-- START Given data --
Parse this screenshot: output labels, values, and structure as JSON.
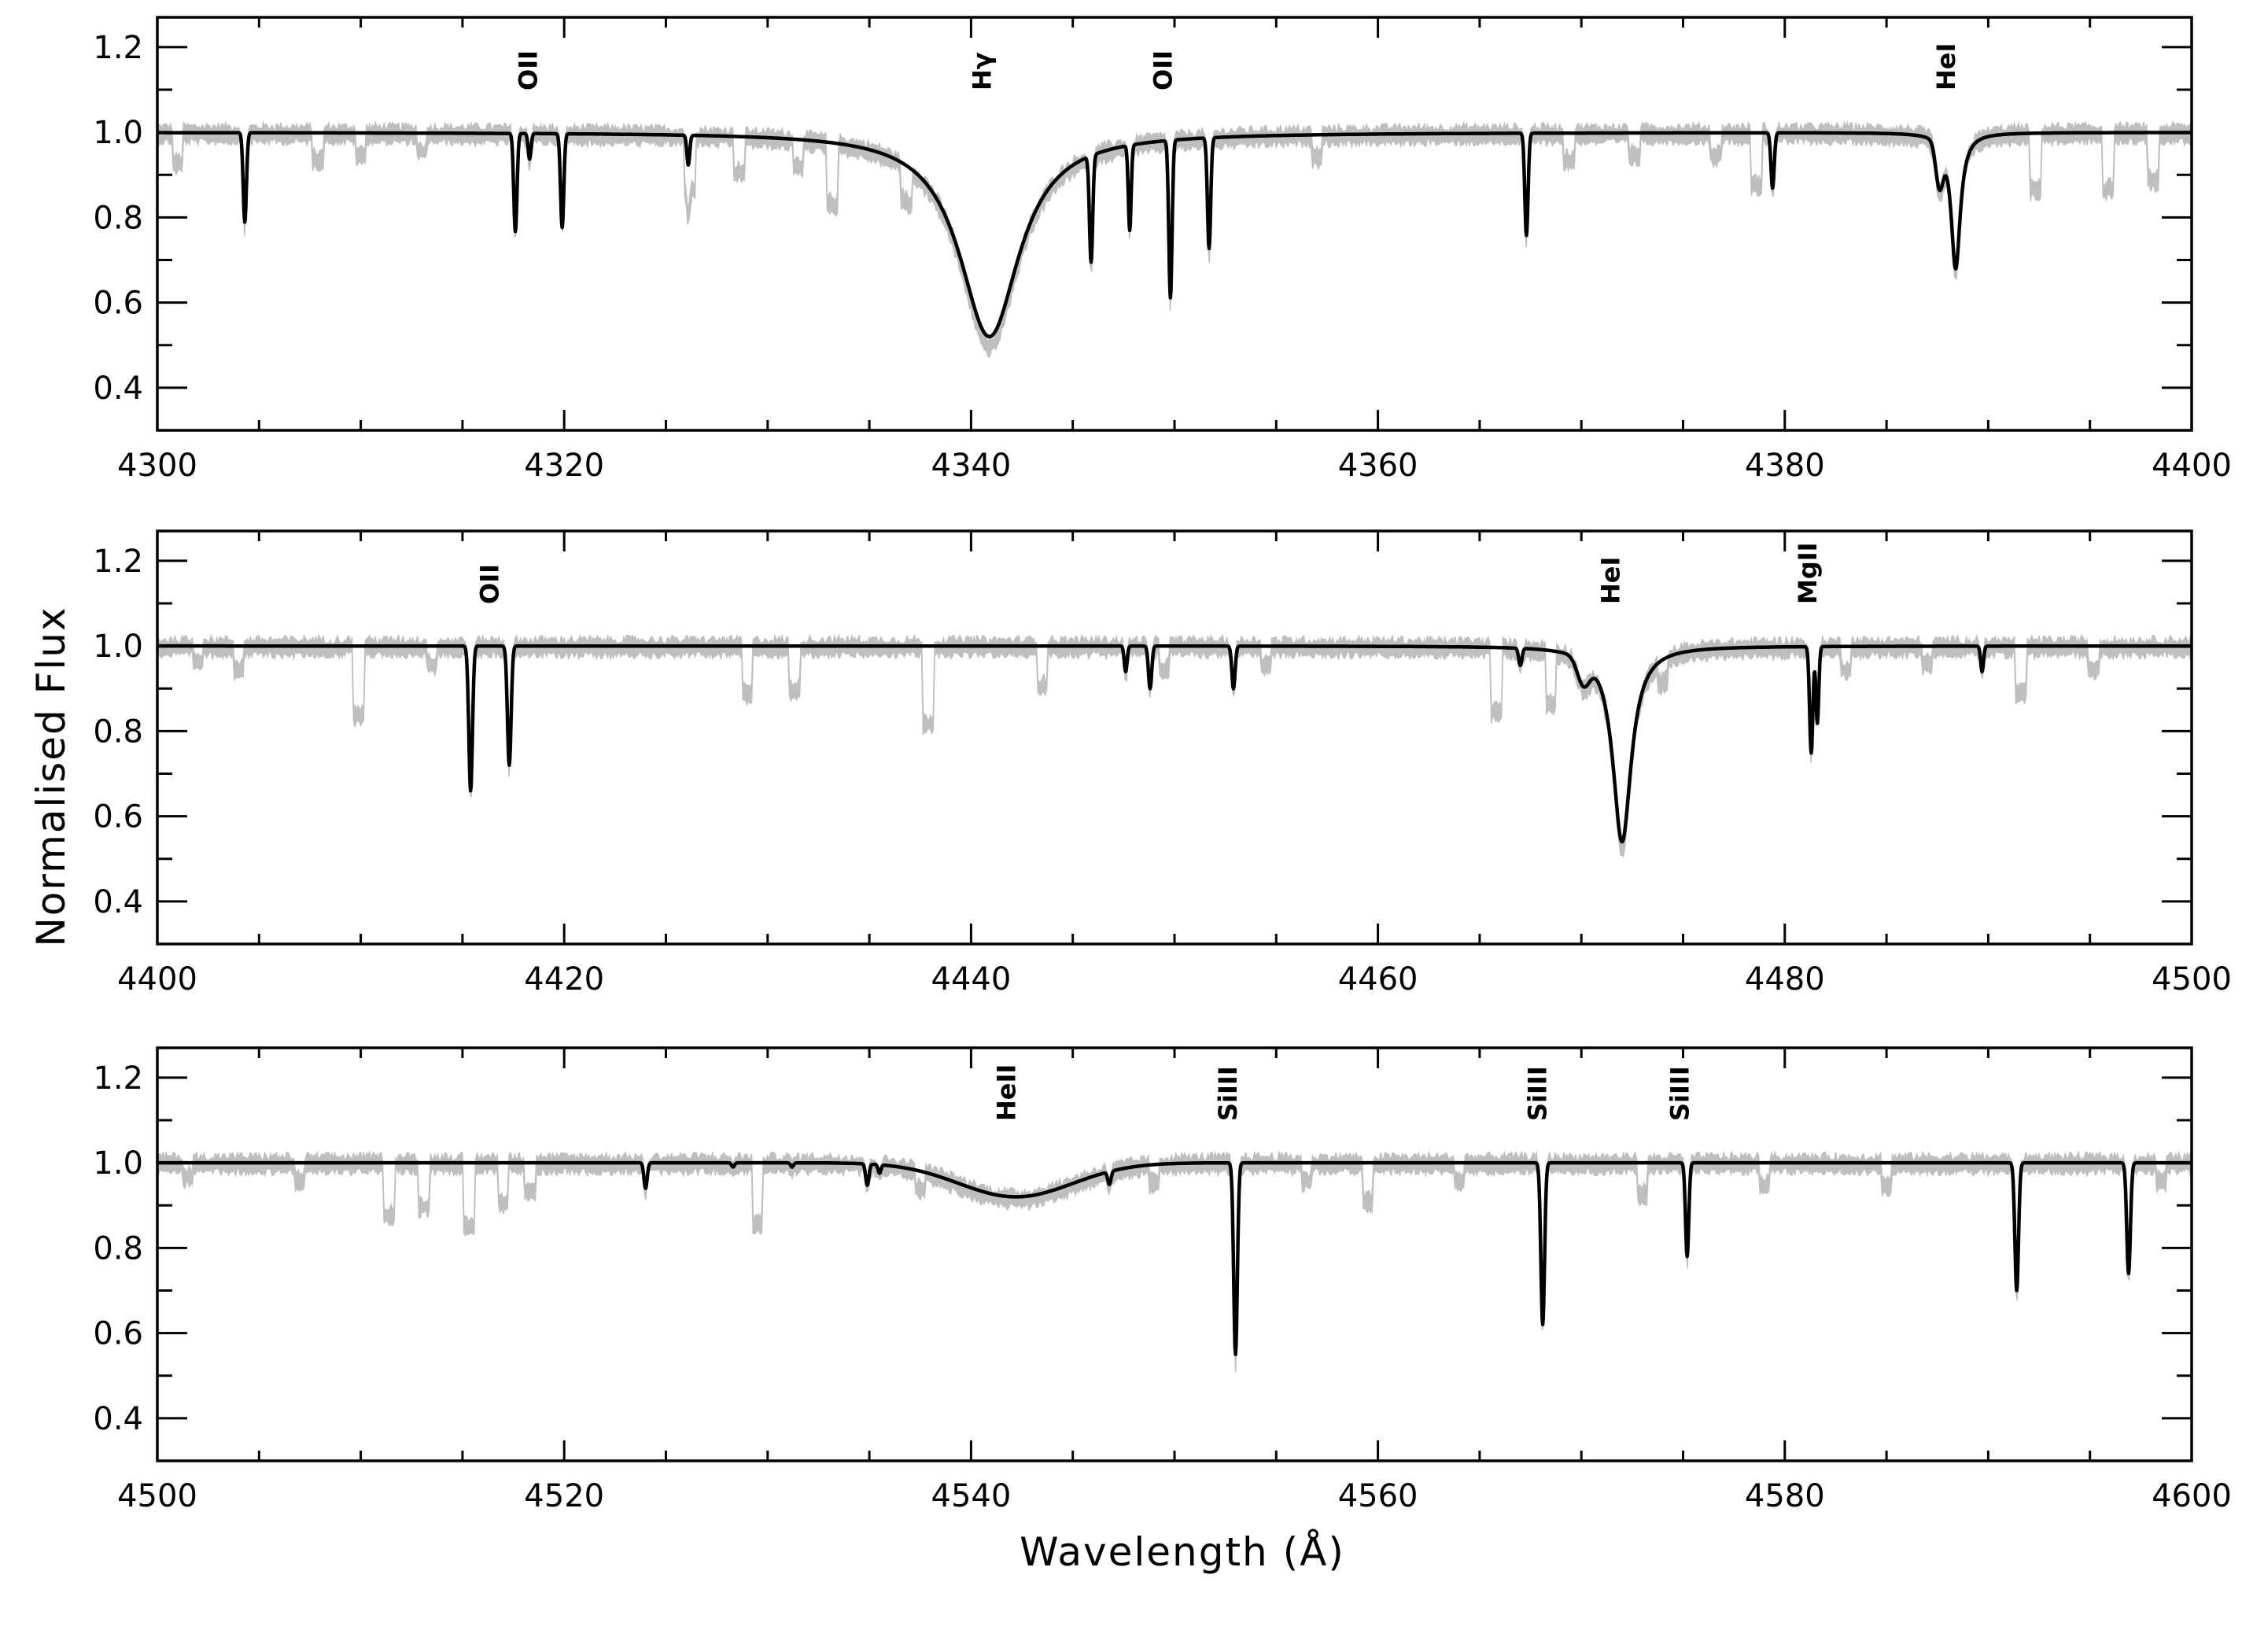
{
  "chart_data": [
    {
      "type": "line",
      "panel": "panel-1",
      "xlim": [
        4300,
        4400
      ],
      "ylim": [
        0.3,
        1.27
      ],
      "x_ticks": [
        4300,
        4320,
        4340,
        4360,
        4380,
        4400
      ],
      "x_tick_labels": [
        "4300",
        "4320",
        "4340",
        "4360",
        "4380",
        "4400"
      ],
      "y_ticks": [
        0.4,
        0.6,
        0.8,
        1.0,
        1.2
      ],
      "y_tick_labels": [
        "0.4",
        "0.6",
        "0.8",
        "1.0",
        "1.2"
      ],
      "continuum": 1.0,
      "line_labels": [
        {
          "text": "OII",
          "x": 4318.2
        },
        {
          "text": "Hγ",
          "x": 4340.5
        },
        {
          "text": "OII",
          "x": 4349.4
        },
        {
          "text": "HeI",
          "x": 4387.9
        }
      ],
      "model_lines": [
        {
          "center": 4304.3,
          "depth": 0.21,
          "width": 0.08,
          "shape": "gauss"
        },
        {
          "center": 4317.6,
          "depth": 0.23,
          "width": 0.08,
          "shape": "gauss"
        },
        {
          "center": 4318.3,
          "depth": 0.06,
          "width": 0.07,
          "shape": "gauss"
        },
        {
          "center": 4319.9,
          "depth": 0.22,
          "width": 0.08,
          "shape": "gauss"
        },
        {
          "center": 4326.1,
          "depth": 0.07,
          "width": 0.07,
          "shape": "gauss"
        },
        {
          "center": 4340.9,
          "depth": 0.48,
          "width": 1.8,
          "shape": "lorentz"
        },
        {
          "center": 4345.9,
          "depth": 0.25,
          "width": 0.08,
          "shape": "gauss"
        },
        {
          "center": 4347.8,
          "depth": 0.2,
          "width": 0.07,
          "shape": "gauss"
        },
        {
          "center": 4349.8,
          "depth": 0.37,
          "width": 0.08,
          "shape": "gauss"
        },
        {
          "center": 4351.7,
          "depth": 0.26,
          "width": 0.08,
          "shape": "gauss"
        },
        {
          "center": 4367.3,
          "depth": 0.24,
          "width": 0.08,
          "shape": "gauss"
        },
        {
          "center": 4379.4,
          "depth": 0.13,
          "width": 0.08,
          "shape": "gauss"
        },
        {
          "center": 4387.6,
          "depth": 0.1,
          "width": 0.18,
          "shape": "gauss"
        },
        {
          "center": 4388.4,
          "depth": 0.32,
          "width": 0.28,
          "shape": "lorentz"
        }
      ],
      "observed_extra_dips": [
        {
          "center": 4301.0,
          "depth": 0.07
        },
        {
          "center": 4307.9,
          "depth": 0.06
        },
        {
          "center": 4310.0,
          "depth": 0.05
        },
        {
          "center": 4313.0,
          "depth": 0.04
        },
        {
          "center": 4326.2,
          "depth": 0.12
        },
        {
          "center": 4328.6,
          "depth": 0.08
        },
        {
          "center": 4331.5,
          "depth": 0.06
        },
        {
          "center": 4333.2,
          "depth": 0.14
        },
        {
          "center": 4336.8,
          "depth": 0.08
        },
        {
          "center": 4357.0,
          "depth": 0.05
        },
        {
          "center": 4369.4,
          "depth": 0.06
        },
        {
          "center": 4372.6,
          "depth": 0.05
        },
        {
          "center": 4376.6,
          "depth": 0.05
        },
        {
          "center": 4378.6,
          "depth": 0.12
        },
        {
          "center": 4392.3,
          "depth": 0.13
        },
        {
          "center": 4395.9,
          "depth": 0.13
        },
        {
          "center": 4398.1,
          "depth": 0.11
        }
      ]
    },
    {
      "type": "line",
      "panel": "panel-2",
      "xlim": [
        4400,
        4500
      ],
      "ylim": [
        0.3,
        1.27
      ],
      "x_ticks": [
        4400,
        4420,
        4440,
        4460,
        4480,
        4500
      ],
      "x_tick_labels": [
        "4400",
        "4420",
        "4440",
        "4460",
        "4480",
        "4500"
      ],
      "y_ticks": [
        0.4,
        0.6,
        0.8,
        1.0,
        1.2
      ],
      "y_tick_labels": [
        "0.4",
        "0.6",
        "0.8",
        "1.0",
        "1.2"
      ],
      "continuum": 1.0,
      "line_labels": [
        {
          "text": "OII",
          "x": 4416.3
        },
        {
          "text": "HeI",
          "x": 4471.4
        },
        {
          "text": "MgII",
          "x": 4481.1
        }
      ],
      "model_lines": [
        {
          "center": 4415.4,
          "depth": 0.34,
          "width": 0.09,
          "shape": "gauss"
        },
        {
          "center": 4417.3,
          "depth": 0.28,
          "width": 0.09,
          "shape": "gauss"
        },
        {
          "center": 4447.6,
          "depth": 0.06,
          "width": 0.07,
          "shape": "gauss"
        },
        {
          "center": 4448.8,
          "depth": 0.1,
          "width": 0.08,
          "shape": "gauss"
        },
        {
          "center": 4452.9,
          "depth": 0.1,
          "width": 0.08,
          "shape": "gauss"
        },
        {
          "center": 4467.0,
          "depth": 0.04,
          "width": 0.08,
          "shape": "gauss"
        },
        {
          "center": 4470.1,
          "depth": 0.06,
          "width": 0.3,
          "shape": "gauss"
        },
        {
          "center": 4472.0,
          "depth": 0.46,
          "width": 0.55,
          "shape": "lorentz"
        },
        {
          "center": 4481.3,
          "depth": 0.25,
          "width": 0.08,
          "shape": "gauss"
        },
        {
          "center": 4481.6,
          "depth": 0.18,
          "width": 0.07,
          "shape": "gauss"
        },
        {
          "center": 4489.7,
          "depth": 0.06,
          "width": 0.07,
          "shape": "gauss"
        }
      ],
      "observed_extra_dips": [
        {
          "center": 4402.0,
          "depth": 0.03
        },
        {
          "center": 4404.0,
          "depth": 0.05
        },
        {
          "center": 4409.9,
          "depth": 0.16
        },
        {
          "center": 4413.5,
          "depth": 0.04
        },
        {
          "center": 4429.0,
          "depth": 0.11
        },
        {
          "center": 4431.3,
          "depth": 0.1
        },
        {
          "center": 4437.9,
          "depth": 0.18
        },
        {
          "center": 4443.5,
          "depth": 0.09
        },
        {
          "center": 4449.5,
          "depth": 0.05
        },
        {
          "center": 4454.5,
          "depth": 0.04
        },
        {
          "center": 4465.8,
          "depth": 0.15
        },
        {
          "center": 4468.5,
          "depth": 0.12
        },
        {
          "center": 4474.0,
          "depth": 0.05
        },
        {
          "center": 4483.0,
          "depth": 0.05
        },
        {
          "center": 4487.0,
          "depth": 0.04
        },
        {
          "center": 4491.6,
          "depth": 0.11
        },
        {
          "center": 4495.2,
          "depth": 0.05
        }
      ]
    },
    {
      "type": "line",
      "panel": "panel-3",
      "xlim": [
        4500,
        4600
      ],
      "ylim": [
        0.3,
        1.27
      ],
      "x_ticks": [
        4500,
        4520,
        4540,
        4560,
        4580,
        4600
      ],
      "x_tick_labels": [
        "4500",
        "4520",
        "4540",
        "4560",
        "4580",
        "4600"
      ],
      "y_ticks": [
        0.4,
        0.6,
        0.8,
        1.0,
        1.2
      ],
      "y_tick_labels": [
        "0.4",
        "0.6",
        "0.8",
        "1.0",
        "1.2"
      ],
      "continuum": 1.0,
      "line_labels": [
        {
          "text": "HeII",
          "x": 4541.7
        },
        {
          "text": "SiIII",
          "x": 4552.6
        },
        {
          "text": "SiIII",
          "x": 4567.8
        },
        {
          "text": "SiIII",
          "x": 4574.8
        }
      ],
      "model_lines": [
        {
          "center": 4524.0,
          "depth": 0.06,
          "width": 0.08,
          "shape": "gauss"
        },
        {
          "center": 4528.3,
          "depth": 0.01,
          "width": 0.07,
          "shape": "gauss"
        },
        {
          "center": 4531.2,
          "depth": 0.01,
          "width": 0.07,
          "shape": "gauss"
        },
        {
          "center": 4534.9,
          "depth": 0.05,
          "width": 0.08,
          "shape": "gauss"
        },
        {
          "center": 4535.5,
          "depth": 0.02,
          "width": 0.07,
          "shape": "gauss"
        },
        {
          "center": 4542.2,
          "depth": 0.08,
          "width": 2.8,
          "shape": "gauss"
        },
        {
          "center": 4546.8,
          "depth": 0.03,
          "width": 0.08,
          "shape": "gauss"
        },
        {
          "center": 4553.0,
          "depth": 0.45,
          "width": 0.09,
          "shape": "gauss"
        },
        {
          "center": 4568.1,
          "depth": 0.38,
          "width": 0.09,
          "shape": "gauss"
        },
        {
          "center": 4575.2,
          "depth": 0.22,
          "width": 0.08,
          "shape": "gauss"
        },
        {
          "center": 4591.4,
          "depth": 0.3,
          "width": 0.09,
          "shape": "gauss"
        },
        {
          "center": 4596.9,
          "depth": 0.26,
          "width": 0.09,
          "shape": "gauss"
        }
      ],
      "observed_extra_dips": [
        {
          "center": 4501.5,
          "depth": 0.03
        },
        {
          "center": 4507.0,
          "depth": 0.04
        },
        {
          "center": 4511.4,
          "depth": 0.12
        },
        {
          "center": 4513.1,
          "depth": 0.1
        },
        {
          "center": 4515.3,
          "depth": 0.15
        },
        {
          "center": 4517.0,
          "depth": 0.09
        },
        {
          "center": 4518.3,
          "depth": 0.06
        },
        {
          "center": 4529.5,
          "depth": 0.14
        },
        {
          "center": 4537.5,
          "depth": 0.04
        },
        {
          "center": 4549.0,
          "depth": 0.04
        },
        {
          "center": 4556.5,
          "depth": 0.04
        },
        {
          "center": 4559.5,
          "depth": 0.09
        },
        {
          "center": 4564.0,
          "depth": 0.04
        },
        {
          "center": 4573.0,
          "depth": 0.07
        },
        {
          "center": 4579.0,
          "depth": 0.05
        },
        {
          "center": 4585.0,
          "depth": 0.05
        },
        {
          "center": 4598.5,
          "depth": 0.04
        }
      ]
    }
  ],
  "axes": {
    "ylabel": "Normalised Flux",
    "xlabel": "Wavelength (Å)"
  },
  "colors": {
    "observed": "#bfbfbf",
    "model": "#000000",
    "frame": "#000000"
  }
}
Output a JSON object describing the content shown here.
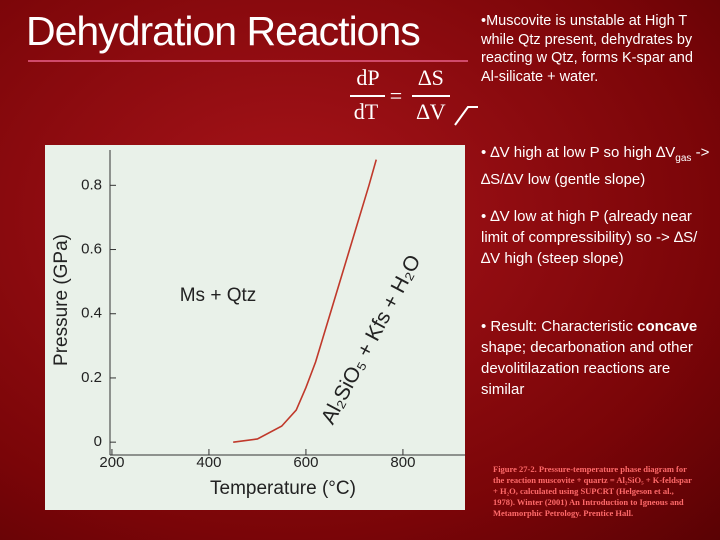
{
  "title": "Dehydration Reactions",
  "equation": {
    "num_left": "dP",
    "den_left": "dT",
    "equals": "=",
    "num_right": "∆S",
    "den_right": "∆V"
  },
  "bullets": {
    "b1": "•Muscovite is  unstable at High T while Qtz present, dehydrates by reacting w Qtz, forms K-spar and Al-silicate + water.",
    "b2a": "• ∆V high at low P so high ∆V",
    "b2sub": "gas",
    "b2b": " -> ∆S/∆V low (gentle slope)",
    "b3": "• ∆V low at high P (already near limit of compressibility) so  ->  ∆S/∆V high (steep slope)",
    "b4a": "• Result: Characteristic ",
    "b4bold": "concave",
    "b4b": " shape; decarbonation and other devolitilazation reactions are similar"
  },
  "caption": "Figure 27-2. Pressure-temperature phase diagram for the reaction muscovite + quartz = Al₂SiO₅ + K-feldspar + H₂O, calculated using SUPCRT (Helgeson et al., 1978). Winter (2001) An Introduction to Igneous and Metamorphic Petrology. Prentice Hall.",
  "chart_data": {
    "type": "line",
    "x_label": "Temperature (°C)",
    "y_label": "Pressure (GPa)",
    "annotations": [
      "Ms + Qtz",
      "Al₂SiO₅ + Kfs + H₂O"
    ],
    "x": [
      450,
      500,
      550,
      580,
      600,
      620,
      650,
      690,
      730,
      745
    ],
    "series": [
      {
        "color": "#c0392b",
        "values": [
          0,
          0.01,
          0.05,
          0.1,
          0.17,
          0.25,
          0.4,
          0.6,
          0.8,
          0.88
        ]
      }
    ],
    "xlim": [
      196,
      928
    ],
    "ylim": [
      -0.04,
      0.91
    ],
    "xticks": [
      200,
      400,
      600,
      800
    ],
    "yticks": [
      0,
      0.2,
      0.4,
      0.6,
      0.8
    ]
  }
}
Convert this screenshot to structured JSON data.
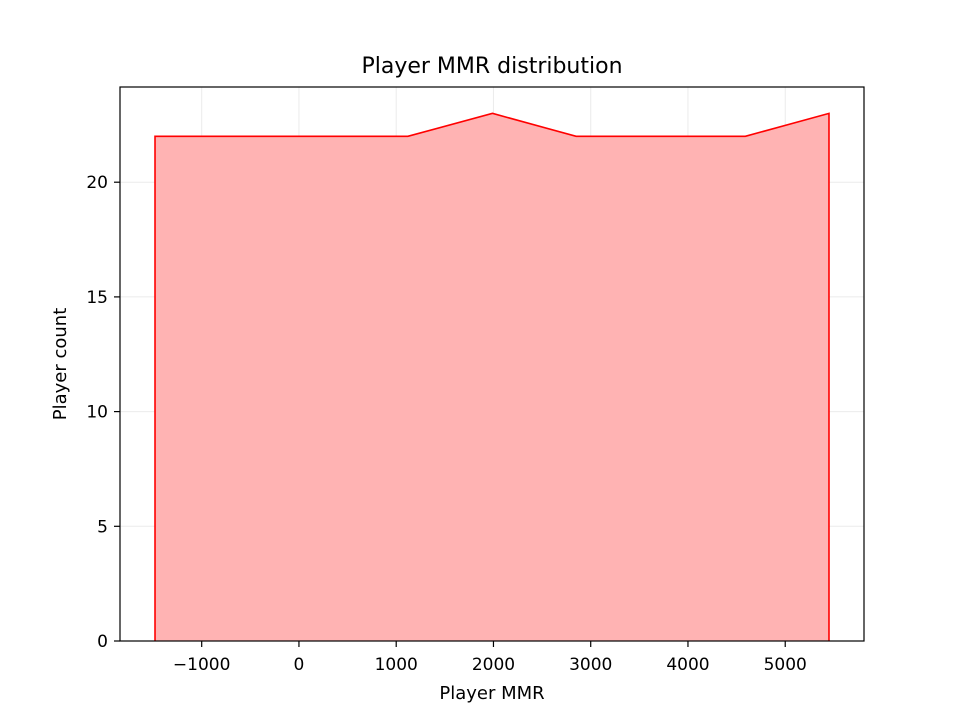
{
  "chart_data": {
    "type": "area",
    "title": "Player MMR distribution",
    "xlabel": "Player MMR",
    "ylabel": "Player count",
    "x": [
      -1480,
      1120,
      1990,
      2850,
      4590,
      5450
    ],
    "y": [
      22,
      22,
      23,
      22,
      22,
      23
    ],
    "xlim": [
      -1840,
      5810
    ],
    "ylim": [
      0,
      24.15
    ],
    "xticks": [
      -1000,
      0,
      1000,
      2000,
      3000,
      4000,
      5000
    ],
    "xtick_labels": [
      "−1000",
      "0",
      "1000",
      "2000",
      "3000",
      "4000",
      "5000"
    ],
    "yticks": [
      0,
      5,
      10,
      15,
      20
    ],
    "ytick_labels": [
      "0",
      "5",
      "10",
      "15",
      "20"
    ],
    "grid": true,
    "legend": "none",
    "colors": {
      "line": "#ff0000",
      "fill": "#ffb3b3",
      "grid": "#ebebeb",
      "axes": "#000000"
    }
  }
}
-- END Given data --
Given problem: Go through the listing above and pull out each line containing the word "this".

Problem solution:
Parse this screenshot: output labels, values, and structure as JSON.
Convert this screenshot to structured JSON data.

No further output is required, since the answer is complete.